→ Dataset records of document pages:
BEGIN

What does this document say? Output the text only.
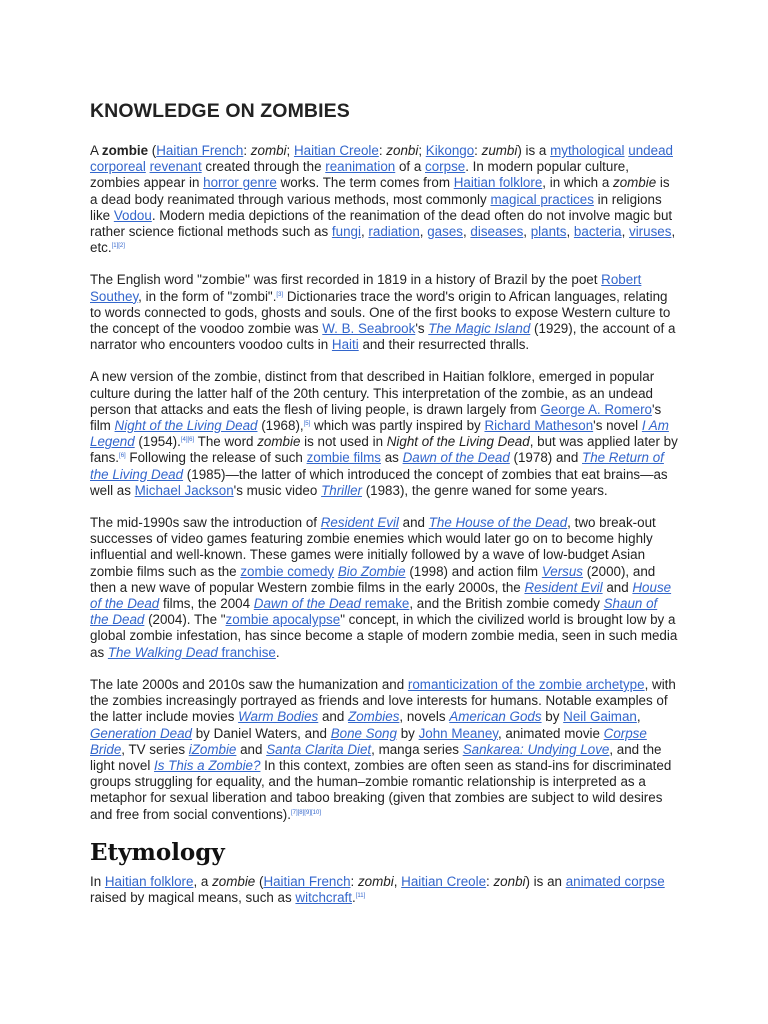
KNOWLEDGE ON ZOMBIES

A zombie (Haitian French: zombi; Haitian Creole: zonbi; Kikongo: zumbi) is a mythological undead corporeal revenant created through the reanimation of a corpse. In modern popular culture, zombies appear in horror genre works. The term comes from Haitian folklore, in which a zombie is a dead body reanimated through various methods, most commonly magical practices in religions like Vodou. Modern media depictions of the reanimation of the dead often do not involve magic but rather science fictional methods such as fungi, radiation, gases, diseases, plants, bacteria, viruses, etc.[1][2]

The English word "zombie" was first recorded in 1819 in a history of Brazil by the poet Robert Southey, in the form of "zombi".[3] Dictionaries trace the word's origin to African languages, relating to words connected to gods, ghosts and souls. One of the first books to expose Western culture to the concept of the voodoo zombie was W. B. Seabrook's The Magic Island (1929), the account of a narrator who encounters voodoo cults in Haiti and their resurrected thralls.

A new version of the zombie, distinct from that described in Haitian folklore, emerged in popular culture during the latter half of the 20th century. This interpretation of the zombie, as an undead person that attacks and eats the flesh of living people, is drawn largely from George A. Romero's film Night of the Living Dead (1968),[5] which was partly inspired by Richard Matheson's novel I Am Legend (1954).[4][6] The word zombie is not used in Night of the Living Dead, but was applied later by fans.[6] Following the release of such zombie films as Dawn of the Dead (1978) and The Return of the Living Dead (1985)—the latter of which introduced the concept of zombies that eat brains—as well as Michael Jackson's music video Thriller (1983), the genre waned for some years.

The mid-1990s saw the introduction of Resident Evil and The House of the Dead, two break-out successes of video games featuring zombie enemies which would later go on to become highly influential and well-known. These games were initially followed by a wave of low-budget Asian zombie films such as the zombie comedy Bio Zombie (1998) and action film Versus (2000), and then a new wave of popular Western zombie films in the early 2000s, the Resident Evil and House of the Dead films, the 2004 Dawn of the Dead remake, and the British zombie comedy Shaun of the Dead (2004). The "zombie apocalypse" concept, in which the civilized world is brought low by a global zombie infestation, has since become a staple of modern zombie media, seen in such media as The Walking Dead franchise.

The late 2000s and 2010s saw the humanization and romanticization of the zombie archetype, with the zombies increasingly portrayed as friends and love interests for humans. Notable examples of the latter include movies Warm Bodies and Zombies, novels American Gods by Neil Gaiman, Generation Dead by Daniel Waters, and Bone Song by John Meaney, animated movie Corpse Bride, TV series iZombie and Santa Clarita Diet, manga series Sankarea: Undying Love, and the light novel Is This a Zombie? In this context, zombies are often seen as stand-ins for discriminated groups struggling for equality, and the human–zombie romantic relationship is interpreted as a metaphor for sexual liberation and taboo breaking (given that zombies are subject to wild desires and free from social conventions).[7][8][9][10]

Etymology

In Haitian folklore, a zombie (Haitian French: zombi, Haitian Creole: zonbi) is an animated corpse raised by magical means, such as witchcraft.[11]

END

→ WHAT THIS TASK INVOLVES:
Without the pictures, reproduce the entries exactly.

→ TASK SOLUTION:
What does this document say? Output the text only.
KNOWLEDGE ON ZOMBIES

A zombie (Haitian French: zombi; Haitian Creole: zonbi; Kikongo: zumbi) is a mythological undead corporeal revenant created through the reanimation of a corpse. In modern popular culture, zombies appear in horror genre works. The term comes from Haitian folklore, in which a zombie is a dead body reanimated through various methods, most commonly magical practices in religions like Vodou. Modern media depictions of the reanimation of the dead often do not involve magic but rather science fictional methods such as fungi, radiation, gases, diseases, plants, bacteria, viruses, etc.[1][2]

The English word "zombie" was first recorded in 1819 in a history of Brazil by the poet Robert Southey, in the form of "zombi".[3] Dictionaries trace the word's origin to African languages, relating to words connected to gods, ghosts and souls. One of the first books to expose Western culture to the concept of the voodoo zombie was W. B. Seabrook's The Magic Island (1929), the account of a narrator who encounters voodoo cults in Haiti and their resurrected thralls.

A new version of the zombie, distinct from that described in Haitian folklore, emerged in popular culture during the latter half of the 20th century. This interpretation of the zombie, as an undead person that attacks and eats the flesh of living people, is drawn largely from George A. Romero's film Night of the Living Dead (1968),[5] which was partly inspired by Richard Matheson's novel I Am Legend (1954).[4][6] The word zombie is not used in Night of the Living Dead, but was applied later by fans.[6] Following the release of such zombie films as Dawn of the Dead (1978) and The Return of the Living Dead (1985)—the latter of which introduced the concept of zombies that eat brains—as well as Michael Jackson's music video Thriller (1983), the genre waned for some years.

The mid-1990s saw the introduction of Resident Evil and The House of the Dead, two break-out successes of video games featuring zombie enemies which would later go on to become highly influential and well-known. These games were initially followed by a wave of low-budget Asian zombie films such as the zombie comedy Bio Zombie (1998) and action film Versus (2000), and then a new wave of popular Western zombie films in the early 2000s, the Resident Evil and House of the Dead films, the 2004 Dawn of the Dead remake, and the British zombie comedy Shaun of the Dead (2004). The "zombie apocalypse" concept, in which the civilized world is brought low by a global zombie infestation, has since become a staple of modern zombie media, seen in such media as The Walking Dead franchise.

The late 2000s and 2010s saw the humanization and romanticization of the zombie archetype, with the zombies increasingly portrayed as friends and love interests for humans. Notable examples of the latter include movies Warm Bodies and Zombies, novels American Gods by Neil Gaiman, Generation Dead by Daniel Waters, and Bone Song by John Meaney, animated movie Corpse Bride, TV series iZombie and Santa Clarita Diet, manga series Sankarea: Undying Love, and the light novel Is This a Zombie? In this context, zombies are often seen as stand-ins for discriminated groups struggling for equality, and the human–zombie romantic relationship is interpreted as a metaphor for sexual liberation and taboo breaking (given that zombies are subject to wild desires and free from social conventions).[7][8][9][10]

Etymology

In Haitian folklore, a zombie (Haitian French: zombi, Haitian Creole: zonbi) is an animated corpse raised by magical means, such as witchcraft.[11]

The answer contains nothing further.